What the exercise asks: Pictures stay out of the copy; set down each line of the listing below exactly.

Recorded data

..........

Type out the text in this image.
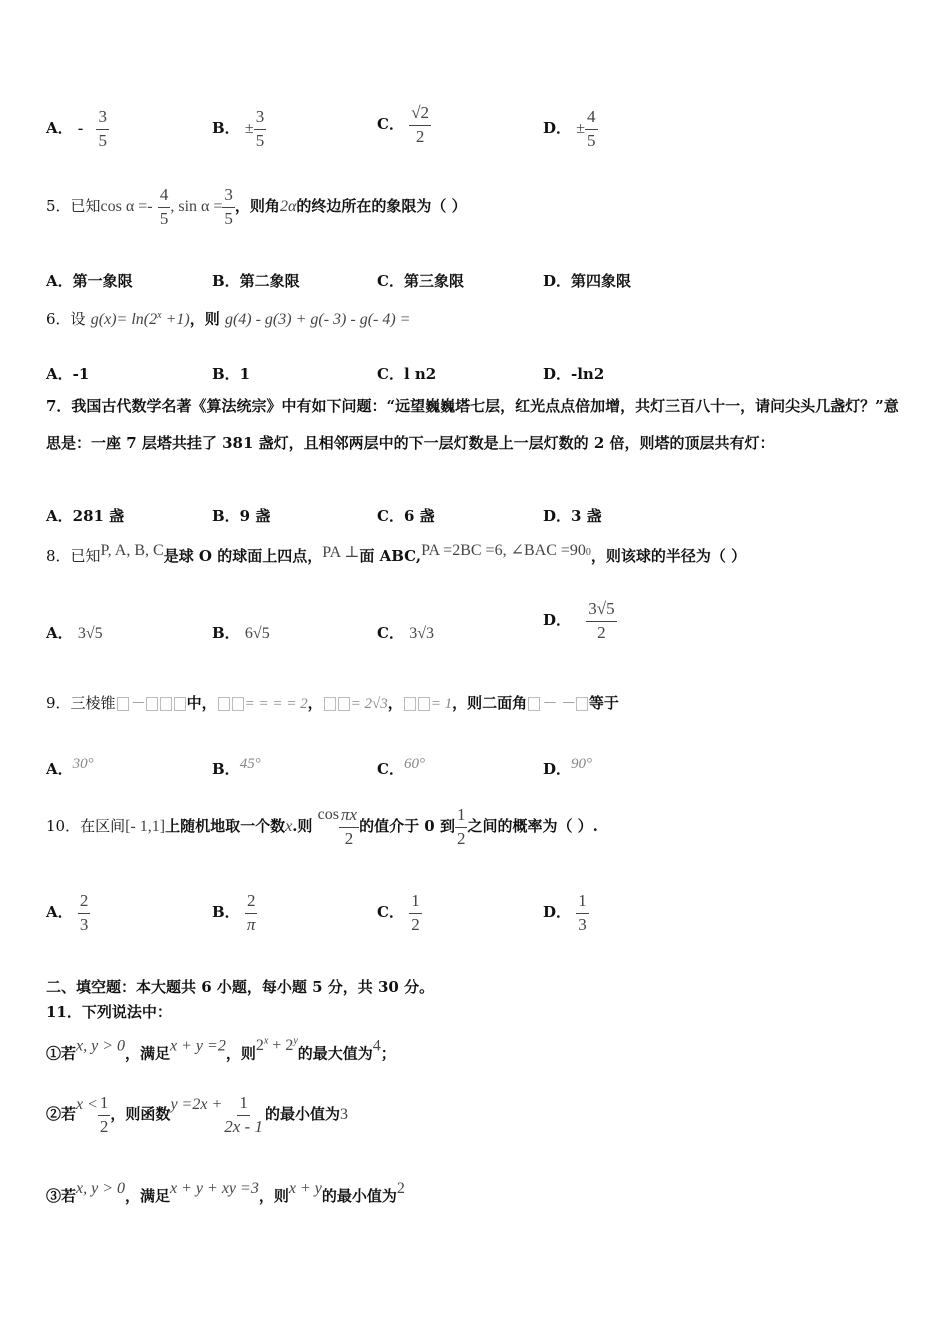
A． - $\frac{3}{5}$	B． ± $\frac{3}{5}$	C． $\frac{√2}{2}$	D． ± $\frac{4}{5}$
5．已知$\cos \alpha =- \frac{4}{5}$ , $\sin \alpha = \frac{3}{5}$ ，则角2α的终边所在的象限为（ ）
A．第一象限	B．第二象限	C．第三象限	D．第四象限
6．设 $g(x)= \ln(2^x +1)$，则 g(4) - g(3) + g(- 3) - g(- 4) =
A．-1	B．1	C．l n2	D．-ln2
7．我国古代数学名著《算法统宗》中有如下问题：“远望巍巍塔七层，红光点点倍加增，共灯三百八十一，请问尖头几盏灯？”意思是：一座 7 层塔共挂了 381 盏灯，且相邻两层中的下一层灯数是上一层灯数的 2 倍，则塔的顶层共有灯：
A．281 盏	B．9 盏	C．6 盏	D．3 盏
8．已知P, A, B, C是球 O 的球面上四点，PA ⊥面 ABC,PA =2BC =6, ∠BAC $=90^0$，则该球的半径为（ ）
A． 3√5	B． 6√5	C． 3√3
D． $\frac{3√5}{2}$
9．三棱锥 －	中， = = = = 2， = 2√3， = 1，则二面角 － － 等于
A．30°	B．45°	C．60°	D．90°
10．在区间[- 1,1]上随机地取一个数x.则 $\cos \frac{\pi x}{2}$ 的值介于 0 到 $\frac{1}{2}$ 之间的概率为（ ）.
A． $\frac{2}{3}$	B． $\frac{2}{\pi}$	C． $\frac{1}{2}$	D． $\frac{1}{3}$
二、填空题：本大题共 6 小题，每小题 5 分，共 30 分。
11．下列说法中：
①若x, y > 0，满足x + y =2，则$2^x + 2^y$的最大值为4；
②若$x < \frac{1}{2}$ ，则函数$y =2x + \frac{1}{2x - 1}$ 的最小值为3
③若x, y > 0，满足x + y + xy =3，则x + y的最小值为2
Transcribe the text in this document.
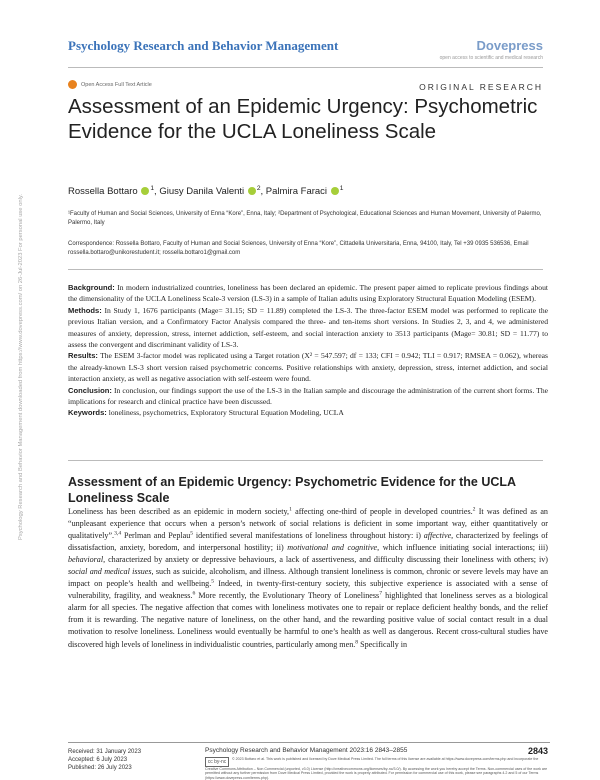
Psychology Research and Behavior Management	Dovepress
open access to scientific and medical research
Open Access Full Text Article	ORIGINAL RESEARCH
Assessment of an Epidemic Urgency: Psychometric Evidence for the UCLA Loneliness Scale
Rossella Bottaro $^1$, Giusy Danila Valenti $^2$, Palmira Faraci $^1$
¹Faculty of Human and Social Sciences, University of Enna “Kore”, Enna, Italy; ²Department of Psychological, Educational Sciences and Human Movement, University of Palermo, Palermo, Italy
Correspondence: Rossella Bottaro, Faculty of Human and Social Sciences, University of Enna “Kore”, Cittadella Universitaria, Enna, 94100, Italy, Tel +39 0935 536536, Email rossella.bottaro@unikorestudent.it; rossella.bottaro1@gmail.com

Background: In modern industrialized countries, loneliness has been declared an epidemic. The present paper aimed to replicate previous findings about the dimensionality of the UCLA Loneliness Scale-3 version (LS-3) in a sample of Italian adults using Exploratory Structural Equation Modeling (ESEM).

Methods: In Study 1, 1676 participants (Mage= 31.15; SD = 11.89) completed the LS-3. The three-factor ESEM model was performed to replicate the previous Italian version, and a Confirmatory Factor Analysis compared the three- and ten-items short versions. In Studies 2, 3, and 4, we administered measures of anxiety, depression, stress, internet addiction, self-esteem, and social interaction anxiety to 3513 participants (Mage= 30.81; SD = 11.77) to assess the convergent and discriminant validity of LS-3.

Results: The ESEM 3-factor model was replicated using a Target rotation (X² = 547.597; df = 133; CFI = 0.942; TLI = 0.917; RMSEA = 0.062), whereas the already-known LS-3 short version raised psychometric concerns. Positive relationships with anxiety, depression, stress, internet addiction, and social interaction anxiety, as well as negative association with self-esteem were found.

Conclusion: In conclusion, our findings support the use of the LS-3 in the Italian sample and discourage the administration of the current short forms. The implications for research and clinical practice have been discussed.

Keywords: loneliness, psychometrics, Exploratory Structural Equation Modeling, UCLA

Assessment of an Epidemic Urgency: Psychometric Evidence for the UCLA Loneliness Scale

Loneliness has been described as an epidemic in modern society,$^1$ affecting one-third of people in developed countries.$^2$ It was defined as an “unpleasant experience that occurs when a person’s network of social relations is deficient in some important way, either quantitatively or qualitatively”.$^{3,4}$ Perlman and Peplau$^5$ identified several manifestations of loneliness throughout history: i) affective, characterized by feelings of dissatisfaction, anxiety, boredom, and interpersonal hostility; ii) motivational and cognitive, which influence initiating social interactions; iii) behavioral, characterized by anxiety or depressive behaviours, a lack of assertiveness, and difficulty discussing their loneliness with others; iv) social and medical issues, such as suicide, alcoholism, and illness. Although transient loneliness is common, chronic or severe levels may have an impact on people’s health and wellbeing.$^5$ Indeed, in twenty-first-century society, this subjective experience is associated with a sense of vulnerability, fragility, and weakness.$^6$ More recently, the Evolutionary Theory of Loneliness$^7$ highlighted that loneliness serves as a biological alarm for all species. The negative affection that comes with loneliness motivates one to repair or replace deficient healthy bonds, and the relief from it is rewarding. The negative nature of loneliness, on the other hand, and the rewarding positive value of social contact result in a dual motivation to resolve loneliness. Loneliness would eventually be harmful to one’s health as well as dangerous. Recent cross-cultural studies have discovered high levels of loneliness in individualistic countries, particularly among men.$^8$ Specifically in

Psychology Research and Behavior Management downloaded from https://www.dovepress.com/ on 26-Jul-2023 For personal use only.
Received: 31 January 2023
Accepted: 6 July 2023
Published: 26 July 2023
Psychology Research and Behavior Management 2023:16 2843–2855	2843
cc by-nc © 2023 Bottaro et al. This work is published and licensed by Dove Medical Press Limited. The full terms of this license are available at https://www.dovepress.com/terms.php and incorporate the Creative Commons Attribution – Non Commercial (unported, v3.0) License (http://creativecommons.org/licenses/by-nc/3.0/). By accessing the work you hereby accept the Terms. Non-commercial uses of the work are permitted without any further permission from Dove Medical Press Limited, provided the work is properly attributed. For permission for commercial use of this work, please see paragraphs 4.2 and 5 of our Terms (https://www.dovepress.com/terms.php).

..........

Response to the exercise:
Type out the text in this image.
A． - $\frac{3}{5}$	B． ± $\frac{3}{5}$	C． $\frac{√2}{2}$	D． ± $\frac{4}{5}$
5．已知$\cos \alpha =- \frac{4}{5}$ , $\sin \alpha = \frac{3}{5}$ ，则角2α的终边所在的象限为（ ）
A．第一象限	B．第二象限	C．第三象限	D．第四象限
6．设 $g(x)= \ln(2^x +1)$，则 g(4) - g(3) + g(- 3) - g(- 4) =
A．-1	B．1	C．l n2	D．-ln2
7．我国古代数学名著《算法统宗》中有如下问题：“远望巍巍塔七层，红光点点倍加增，共灯三百八十一，请问尖头几盏灯？”意思是：一座 7 层塔共挂了 381 盏灯，且相邻两层中的下一层灯数是上一层灯数的 2 倍，则塔的顶层共有灯：
A．281 盏	B．9 盏	C．6 盏	D．3 盏
8．已知P, A, B, C是球 O 的球面上四点，PA ⊥面 ABC,PA =2BC =6, ∠BAC $=90^0$，则该球的半径为（ ）
A． 3√5	B． 6√5	C． 3√3
D． $\frac{3√5}{2}$
9．三棱锥 －	中， = = = = 2， = 2√3， = 1，则二面角 － － 等于
A．30°	B．45°	C．60°	D．90°
10．在区间[- 1,1]上随机地取一个数x.则 $\cos \frac{\pi x}{2}$ 的值介于 0 到 $\frac{1}{2}$ 之间的概率为（ ）.
A． $\frac{2}{3}$	B． $\frac{2}{\pi}$	C． $\frac{1}{2}$	D． $\frac{1}{3}$
二、填空题：本大题共 6 小题，每小题 5 分，共 30 分。
11．下列说法中：
①若x, y > 0，满足x + y =2，则$2^x + 2^y$的最大值为4；
②若$x < \frac{1}{2}$ ，则函数$y =2x + \frac{1}{2x - 1}$ 的最小值为3
③若x, y > 0，满足x + y + xy =3，则x + y的最小值为2
Transcribe the text in this document.
Psychology Research and Behavior Management	Dovepress
open access to scientific and medical research
Open Access Full Text Article	ORIGINAL RESEARCH
Assessment of an Epidemic Urgency: Psychometric Evidence for the UCLA Loneliness Scale
Rossella Bottaro $^1$, Giusy Danila Valenti $^2$, Palmira Faraci $^1$
¹Faculty of Human and Social Sciences, University of Enna “Kore”, Enna, Italy; ²Department of Psychological, Educational Sciences and Human Movement, University of Palermo, Palermo, Italy
Correspondence: Rossella Bottaro, Faculty of Human and Social Sciences, University of Enna “Kore”, Cittadella Universitaria, Enna, 94100, Italy, Tel +39 0935 536536, Email rossella.bottaro@unikorestudent.it; rossella.bottaro1@gmail.com

Background: In modern industrialized countries, loneliness has been declared an epidemic. The present paper aimed to replicate previous findings about the dimensionality of the UCLA Loneliness Scale-3 version (LS-3) in a sample of Italian adults using Exploratory Structural Equation Modeling (ESEM).

Methods: In Study 1, 1676 participants (Mage= 31.15; SD = 11.89) completed the LS-3. The three-factor ESEM model was performed to replicate the previous Italian version, and a Confirmatory Factor Analysis compared the three- and ten-items short versions. In Studies 2, 3, and 4, we administered measures of anxiety, depression, stress, internet addiction, self-esteem, and social interaction anxiety to 3513 participants (Mage= 30.81; SD = 11.77) to assess the convergent and discriminant validity of LS-3.

Results: The ESEM 3-factor model was replicated using a Target rotation (X² = 547.597; df = 133; CFI = 0.942; TLI = 0.917; RMSEA = 0.062), whereas the already-known LS-3 short version raised psychometric concerns. Positive relationships with anxiety, depression, stress, internet addiction, and social interaction anxiety, as well as negative association with self-esteem were found.

Conclusion: In conclusion, our findings support the use of the LS-3 in the Italian sample and discourage the administration of the current short forms. The implications for research and clinical practice have been discussed.

Keywords: loneliness, psychometrics, Exploratory Structural Equation Modeling, UCLA

Assessment of an Epidemic Urgency: Psychometric Evidence for the UCLA Loneliness Scale

Loneliness has been described as an epidemic in modern society,$^1$ affecting one-third of people in developed countries.$^2$ It was defined as an “unpleasant experience that occurs when a person’s network of social relations is deficient in some important way, either quantitatively or qualitatively”.$^{3,4}$ Perlman and Peplau$^5$ identified several manifestations of loneliness throughout history: i) affective, characterized by feelings of dissatisfaction, anxiety, boredom, and interpersonal hostility; ii) motivational and cognitive, which influence initiating social interactions; iii) behavioral, characterized by anxiety or depressive behaviours, a lack of assertiveness, and difficulty discussing their loneliness with others; iv) social and medical issues, such as suicide, alcoholism, and illness. Although transient loneliness is common, chronic or severe levels may have an impact on people’s health and wellbeing.$^5$ Indeed, in twenty-first-century society, this subjective experience is associated with a sense of vulnerability, fragility, and weakness.$^6$ More recently, the Evolutionary Theory of Loneliness$^7$ highlighted that loneliness serves as a biological alarm for all species. The negative affection that comes with loneliness motivates one to repair or replace deficient healthy bonds, and the relief from it is rewarding. The negative nature of loneliness, on the other hand, and the rewarding positive value of social contact result in a dual motivation to resolve loneliness. Loneliness would eventually be harmful to one’s health as well as dangerous. Recent cross-cultural studies have discovered high levels of loneliness in individualistic countries, particularly among men.$^8$ Specifically in

Psychology Research and Behavior Management downloaded from https://www.dovepress.com/ on 26-Jul-2023 For personal use only.
Received: 31 January 2023
Accepted: 6 July 2023
Published: 26 July 2023
Psychology Research and Behavior Management 2023:16 2843–2855	2843
cc by-nc © 2023 Bottaro et al. This work is published and licensed by Dove Medical Press Limited. The full terms of this license are available at https://www.dovepress.com/terms.php and incorporate the Creative Commons Attribution – Non Commercial (unported, v3.0) License (http://creativecommons.org/licenses/by-nc/3.0/). By accessing the work you hereby accept the Terms. Non-commercial uses of the work are permitted without any further permission from Dove Medical Press Limited, provided the work is properly attributed. For permission for commercial use of this work, please see paragraphs 4.2 and 5 of our Terms (https://www.dovepress.com/terms.php).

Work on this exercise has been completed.